(Dataset items)
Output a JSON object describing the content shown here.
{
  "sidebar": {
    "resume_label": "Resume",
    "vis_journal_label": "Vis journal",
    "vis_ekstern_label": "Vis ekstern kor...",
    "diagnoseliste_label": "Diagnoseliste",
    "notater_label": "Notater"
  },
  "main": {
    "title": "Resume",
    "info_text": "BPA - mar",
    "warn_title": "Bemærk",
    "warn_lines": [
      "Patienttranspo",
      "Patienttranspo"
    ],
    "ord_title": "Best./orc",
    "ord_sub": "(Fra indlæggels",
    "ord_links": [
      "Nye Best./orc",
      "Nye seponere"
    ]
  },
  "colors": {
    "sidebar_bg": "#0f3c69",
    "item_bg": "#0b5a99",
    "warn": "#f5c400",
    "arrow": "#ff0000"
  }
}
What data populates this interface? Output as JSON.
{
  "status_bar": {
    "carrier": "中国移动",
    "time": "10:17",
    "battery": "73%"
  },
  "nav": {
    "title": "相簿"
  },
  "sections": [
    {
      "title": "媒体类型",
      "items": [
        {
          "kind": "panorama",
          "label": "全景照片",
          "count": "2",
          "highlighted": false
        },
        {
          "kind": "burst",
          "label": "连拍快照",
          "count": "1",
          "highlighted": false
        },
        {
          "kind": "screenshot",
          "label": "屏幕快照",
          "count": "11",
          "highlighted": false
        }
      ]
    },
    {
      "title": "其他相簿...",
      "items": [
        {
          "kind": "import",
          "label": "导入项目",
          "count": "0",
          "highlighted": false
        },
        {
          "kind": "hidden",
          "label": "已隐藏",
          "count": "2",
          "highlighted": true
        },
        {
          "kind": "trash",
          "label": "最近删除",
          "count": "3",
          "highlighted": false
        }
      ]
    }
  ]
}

> _EXERCISE_: Search the data for "count". Copy every line that has it.

> _SOLVED PROBLEM_:
          "count": "2",
          "count": "1",
          "count": "11",
          "count": "0",
          "count": "2",
          "count": "3",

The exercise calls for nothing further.